• [What to work on]:
Read the lines below. Copy out any that hold the string "extreme".

Raw records:
= = = = = = =
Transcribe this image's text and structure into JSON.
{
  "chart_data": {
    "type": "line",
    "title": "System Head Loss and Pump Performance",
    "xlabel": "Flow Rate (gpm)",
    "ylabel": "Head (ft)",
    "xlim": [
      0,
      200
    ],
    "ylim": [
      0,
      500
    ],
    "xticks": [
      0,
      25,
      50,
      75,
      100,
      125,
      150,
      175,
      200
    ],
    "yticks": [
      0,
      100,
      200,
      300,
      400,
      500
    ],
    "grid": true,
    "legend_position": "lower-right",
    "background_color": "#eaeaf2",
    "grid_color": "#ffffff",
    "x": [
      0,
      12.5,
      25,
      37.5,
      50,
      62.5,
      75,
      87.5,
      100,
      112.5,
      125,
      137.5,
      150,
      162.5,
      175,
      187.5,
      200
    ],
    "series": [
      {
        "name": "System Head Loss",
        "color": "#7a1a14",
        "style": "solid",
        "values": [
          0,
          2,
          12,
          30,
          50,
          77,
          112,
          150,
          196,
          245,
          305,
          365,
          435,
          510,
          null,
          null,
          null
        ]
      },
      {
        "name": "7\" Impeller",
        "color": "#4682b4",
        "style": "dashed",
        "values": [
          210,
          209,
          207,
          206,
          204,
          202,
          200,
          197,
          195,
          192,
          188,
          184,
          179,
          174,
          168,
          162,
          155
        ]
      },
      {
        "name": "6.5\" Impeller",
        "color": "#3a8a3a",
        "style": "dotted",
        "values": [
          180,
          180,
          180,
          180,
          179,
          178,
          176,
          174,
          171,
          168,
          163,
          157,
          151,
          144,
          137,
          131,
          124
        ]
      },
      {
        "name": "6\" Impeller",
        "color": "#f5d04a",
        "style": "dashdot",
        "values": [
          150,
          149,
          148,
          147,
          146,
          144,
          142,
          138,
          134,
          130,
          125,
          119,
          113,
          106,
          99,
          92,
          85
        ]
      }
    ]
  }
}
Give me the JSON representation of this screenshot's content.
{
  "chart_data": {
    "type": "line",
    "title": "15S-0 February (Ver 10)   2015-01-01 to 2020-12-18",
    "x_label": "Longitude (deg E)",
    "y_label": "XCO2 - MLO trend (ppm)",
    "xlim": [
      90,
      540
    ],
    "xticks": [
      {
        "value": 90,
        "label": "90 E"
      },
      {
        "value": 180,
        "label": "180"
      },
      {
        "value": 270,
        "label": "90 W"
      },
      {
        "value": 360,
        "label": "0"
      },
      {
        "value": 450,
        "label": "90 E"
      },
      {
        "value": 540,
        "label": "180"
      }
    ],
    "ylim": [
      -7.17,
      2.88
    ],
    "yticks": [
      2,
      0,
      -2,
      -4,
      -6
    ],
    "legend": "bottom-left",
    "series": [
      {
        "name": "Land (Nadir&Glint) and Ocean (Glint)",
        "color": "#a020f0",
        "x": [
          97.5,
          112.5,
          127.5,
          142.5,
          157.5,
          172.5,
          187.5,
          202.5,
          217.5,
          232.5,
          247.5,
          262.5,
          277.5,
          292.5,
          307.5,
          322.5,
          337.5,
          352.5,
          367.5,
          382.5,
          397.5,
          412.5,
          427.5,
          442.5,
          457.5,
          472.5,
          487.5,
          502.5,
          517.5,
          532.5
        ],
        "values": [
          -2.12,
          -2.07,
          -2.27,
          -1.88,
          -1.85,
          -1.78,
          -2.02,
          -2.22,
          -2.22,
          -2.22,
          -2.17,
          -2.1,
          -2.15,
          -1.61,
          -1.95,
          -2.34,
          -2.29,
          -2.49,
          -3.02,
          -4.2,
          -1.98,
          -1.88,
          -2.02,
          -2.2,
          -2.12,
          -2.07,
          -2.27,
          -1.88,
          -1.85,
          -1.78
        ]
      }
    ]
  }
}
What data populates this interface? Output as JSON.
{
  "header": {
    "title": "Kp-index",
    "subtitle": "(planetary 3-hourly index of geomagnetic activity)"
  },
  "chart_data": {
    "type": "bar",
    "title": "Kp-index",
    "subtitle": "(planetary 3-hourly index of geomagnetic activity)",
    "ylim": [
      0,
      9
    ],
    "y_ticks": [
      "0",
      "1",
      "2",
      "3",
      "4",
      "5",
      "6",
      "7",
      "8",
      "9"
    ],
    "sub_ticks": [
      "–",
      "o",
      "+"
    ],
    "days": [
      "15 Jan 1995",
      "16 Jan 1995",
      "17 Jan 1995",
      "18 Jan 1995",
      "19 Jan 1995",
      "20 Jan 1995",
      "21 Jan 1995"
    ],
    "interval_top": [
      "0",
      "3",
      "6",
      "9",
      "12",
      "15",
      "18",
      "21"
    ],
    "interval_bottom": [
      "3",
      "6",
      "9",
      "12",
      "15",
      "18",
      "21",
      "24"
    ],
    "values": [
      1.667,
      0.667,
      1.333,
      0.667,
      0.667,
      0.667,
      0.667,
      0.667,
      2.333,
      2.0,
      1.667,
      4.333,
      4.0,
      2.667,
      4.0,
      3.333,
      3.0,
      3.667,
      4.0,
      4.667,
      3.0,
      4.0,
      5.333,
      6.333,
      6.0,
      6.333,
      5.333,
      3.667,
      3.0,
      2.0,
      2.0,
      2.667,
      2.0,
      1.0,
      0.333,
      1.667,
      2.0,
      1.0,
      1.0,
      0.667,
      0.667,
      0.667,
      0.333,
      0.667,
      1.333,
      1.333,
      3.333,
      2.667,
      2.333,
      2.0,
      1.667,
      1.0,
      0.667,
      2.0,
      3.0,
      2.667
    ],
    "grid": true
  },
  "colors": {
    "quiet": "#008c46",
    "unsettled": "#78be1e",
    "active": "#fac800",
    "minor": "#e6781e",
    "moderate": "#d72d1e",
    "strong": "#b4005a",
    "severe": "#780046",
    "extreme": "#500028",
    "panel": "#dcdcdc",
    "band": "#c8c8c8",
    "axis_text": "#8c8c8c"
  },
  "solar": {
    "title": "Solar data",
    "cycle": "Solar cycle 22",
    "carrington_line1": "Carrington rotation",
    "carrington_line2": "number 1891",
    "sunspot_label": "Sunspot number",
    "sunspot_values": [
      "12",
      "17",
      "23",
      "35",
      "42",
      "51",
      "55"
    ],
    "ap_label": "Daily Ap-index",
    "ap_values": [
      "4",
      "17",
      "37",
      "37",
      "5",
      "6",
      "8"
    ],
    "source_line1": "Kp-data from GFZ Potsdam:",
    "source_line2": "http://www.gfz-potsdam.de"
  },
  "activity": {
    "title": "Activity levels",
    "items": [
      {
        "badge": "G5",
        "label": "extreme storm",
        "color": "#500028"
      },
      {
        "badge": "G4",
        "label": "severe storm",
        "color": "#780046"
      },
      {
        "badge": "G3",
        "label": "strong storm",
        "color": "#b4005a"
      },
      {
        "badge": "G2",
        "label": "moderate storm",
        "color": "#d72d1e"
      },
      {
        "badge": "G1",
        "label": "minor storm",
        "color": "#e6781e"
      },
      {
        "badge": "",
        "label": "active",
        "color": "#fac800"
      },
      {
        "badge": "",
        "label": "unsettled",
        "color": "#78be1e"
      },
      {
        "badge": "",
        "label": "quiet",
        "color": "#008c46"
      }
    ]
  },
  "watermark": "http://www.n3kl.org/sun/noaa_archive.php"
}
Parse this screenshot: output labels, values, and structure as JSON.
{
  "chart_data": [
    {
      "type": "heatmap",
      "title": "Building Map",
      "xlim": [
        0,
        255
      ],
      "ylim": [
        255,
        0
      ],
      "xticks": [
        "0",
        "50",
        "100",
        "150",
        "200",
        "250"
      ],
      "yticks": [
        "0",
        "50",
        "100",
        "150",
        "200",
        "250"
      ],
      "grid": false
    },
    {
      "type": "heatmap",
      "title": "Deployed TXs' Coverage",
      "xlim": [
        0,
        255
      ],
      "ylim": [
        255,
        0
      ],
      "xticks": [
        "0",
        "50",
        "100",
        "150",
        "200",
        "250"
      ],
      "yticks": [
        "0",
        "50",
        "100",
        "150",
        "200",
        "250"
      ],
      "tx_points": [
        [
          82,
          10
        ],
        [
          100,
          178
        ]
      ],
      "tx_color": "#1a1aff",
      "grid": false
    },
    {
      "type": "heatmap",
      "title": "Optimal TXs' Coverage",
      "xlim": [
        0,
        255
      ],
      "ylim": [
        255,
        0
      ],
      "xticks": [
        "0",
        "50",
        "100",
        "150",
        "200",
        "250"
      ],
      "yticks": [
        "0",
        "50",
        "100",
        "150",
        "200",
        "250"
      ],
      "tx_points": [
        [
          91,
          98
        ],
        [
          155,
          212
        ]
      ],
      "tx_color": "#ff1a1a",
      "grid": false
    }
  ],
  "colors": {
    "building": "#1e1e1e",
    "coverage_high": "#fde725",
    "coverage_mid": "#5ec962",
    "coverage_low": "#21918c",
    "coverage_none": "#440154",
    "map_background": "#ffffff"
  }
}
= = = = = = =
• [Result of the task]:
    "extreme": "#500028",
        "label": "extreme storm",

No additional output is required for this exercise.